**Using the information**
- A) List every research focus that the text on Iraj Ershaghi names.
- B) Answer these questions from the text on Iraj Ershaghi:
(i) What professorship does he hold at the University of Southern California?
(ii) In what year was he elected to the National Academy of Engineering?
(iii) Which SPE award has he received?
- C) Set down the portion of the text on Iraj Ershaghi starting at "Iranian-American academic" and ending at "Franklin Carll Award.", word for word.

**Selected text**

*** Block opens ***

Iranian-American academic

Iraj Ershaghi is an Iranian-American petroleum engineer and academic who serves as the Omar B. Milligan Professor of Petroleum Engineering at the University of Southern California (USC). His research focuses on reservoir characterization, fractured reservoir systems, digital and smart oilfield technologies, and low-carbon energy transition strategies.

Ershaghi was elected to the National Academy of Engineering in 2014 "for contributions to the characterization of complex fractured reservoirs and for leadership in university-industry collaboration." He has received industry honors including the American Institute of Mining, Metallurgical, and Petroleum Engineers (AIME)'s Honorary Membership, and the SPE John Franklin Carll Award.

*** Block closes ***

**Material shown**
*** Block opens ***

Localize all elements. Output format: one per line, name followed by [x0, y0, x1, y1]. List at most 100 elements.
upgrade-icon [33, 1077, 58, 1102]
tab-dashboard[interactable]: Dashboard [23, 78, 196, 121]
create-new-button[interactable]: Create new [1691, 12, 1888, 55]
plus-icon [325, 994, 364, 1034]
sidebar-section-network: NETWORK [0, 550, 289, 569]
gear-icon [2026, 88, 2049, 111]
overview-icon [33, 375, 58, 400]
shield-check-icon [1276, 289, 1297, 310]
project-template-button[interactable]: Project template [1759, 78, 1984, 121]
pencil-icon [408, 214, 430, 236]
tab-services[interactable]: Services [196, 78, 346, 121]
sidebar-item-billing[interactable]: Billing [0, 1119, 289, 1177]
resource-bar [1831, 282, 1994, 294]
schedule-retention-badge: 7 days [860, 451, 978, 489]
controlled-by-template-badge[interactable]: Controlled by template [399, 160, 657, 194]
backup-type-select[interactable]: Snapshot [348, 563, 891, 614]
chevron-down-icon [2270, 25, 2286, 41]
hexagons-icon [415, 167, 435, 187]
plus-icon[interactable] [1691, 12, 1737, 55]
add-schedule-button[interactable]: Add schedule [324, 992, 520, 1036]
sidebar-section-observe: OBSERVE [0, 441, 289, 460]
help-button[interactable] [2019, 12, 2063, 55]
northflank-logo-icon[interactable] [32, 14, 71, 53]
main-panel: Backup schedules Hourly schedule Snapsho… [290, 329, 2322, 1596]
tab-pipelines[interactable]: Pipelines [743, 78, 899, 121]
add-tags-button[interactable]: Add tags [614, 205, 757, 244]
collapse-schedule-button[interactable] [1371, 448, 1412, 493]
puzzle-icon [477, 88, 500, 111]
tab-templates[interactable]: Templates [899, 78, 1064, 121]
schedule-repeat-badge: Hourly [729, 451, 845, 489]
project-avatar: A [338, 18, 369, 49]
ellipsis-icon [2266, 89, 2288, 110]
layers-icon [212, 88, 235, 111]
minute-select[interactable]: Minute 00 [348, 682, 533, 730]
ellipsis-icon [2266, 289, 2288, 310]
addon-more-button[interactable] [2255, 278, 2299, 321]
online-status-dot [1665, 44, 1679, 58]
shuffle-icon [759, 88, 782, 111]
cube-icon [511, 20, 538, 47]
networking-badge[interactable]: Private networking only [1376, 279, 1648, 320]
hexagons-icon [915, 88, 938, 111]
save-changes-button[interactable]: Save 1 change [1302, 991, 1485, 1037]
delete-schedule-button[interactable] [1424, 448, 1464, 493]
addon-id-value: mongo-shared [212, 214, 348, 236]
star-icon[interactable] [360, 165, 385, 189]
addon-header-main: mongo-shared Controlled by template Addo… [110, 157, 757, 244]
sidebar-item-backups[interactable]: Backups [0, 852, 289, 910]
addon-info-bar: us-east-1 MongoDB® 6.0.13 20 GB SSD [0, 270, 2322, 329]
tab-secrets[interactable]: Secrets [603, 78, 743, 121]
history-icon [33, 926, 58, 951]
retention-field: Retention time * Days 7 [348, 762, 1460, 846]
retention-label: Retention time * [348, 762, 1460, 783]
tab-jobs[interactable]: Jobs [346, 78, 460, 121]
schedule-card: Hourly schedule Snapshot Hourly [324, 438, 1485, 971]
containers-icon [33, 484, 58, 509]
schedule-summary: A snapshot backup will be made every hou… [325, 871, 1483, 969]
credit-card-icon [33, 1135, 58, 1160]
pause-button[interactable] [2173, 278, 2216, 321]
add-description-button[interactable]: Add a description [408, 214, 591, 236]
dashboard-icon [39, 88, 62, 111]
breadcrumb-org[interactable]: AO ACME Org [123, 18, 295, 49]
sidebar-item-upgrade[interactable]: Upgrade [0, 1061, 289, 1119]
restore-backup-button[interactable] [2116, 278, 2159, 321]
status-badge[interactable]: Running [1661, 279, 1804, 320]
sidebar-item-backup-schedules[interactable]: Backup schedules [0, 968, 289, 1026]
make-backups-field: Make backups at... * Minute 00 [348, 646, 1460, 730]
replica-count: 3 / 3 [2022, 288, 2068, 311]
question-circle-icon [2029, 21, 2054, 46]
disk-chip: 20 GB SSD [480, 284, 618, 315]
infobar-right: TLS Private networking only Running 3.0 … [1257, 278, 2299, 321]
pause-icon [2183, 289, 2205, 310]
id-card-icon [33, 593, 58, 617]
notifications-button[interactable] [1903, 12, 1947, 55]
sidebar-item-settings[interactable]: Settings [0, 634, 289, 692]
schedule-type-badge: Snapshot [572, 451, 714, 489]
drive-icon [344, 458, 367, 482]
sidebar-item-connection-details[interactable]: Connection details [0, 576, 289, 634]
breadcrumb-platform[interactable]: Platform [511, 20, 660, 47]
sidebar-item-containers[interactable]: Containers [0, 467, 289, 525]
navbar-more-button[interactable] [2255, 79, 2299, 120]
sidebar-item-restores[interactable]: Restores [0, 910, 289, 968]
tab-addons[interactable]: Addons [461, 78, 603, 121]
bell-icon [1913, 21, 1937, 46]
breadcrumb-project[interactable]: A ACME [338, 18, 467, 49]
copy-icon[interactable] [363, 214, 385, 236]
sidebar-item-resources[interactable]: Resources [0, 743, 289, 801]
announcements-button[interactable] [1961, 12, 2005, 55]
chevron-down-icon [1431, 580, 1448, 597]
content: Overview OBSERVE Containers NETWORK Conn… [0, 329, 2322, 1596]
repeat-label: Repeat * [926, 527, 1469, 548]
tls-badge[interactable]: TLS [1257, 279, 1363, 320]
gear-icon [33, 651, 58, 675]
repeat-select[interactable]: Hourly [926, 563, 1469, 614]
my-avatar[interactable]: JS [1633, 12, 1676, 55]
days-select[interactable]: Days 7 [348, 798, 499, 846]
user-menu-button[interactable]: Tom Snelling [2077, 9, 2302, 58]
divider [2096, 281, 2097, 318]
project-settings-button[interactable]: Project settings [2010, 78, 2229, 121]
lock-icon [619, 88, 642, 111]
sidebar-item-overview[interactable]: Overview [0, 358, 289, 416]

*** Block closes ***

**Results of the tasks**
- A)
- Reservoir characterization
- Fractured reservoir systems
- Digital and smart oilfield technologies
- Low-carbon energy transition strategies

- B)
(i) The Omar B. Milligan Professor of Petroleum Engineering
(ii) 2014
(iii) The SPE John Franklin Carll Award

- C)
Iranian-American academic

Iraj Ershaghi is an Iranian-American petroleum engineer and academic who serves as the Omar B. Milligan Professor of Petroleum Engineering at the University of Southern California (USC). His research focuses on reservoir characterization, fractured reservoir systems, digital and smart oilfield technologies, and low-carbon energy transition strategies.

Ershaghi was elected to the National Academy of Engineering in 2014 "for contributions to the characterization of complex fractured reservoirs and for leadership in university-industry collaboration." He has received industry honors including the American Institute of Mining, Metallurgical, and Petroleum Engineers (AIME)'s Honorary Membership, and the SPE John Franklin Carll Award.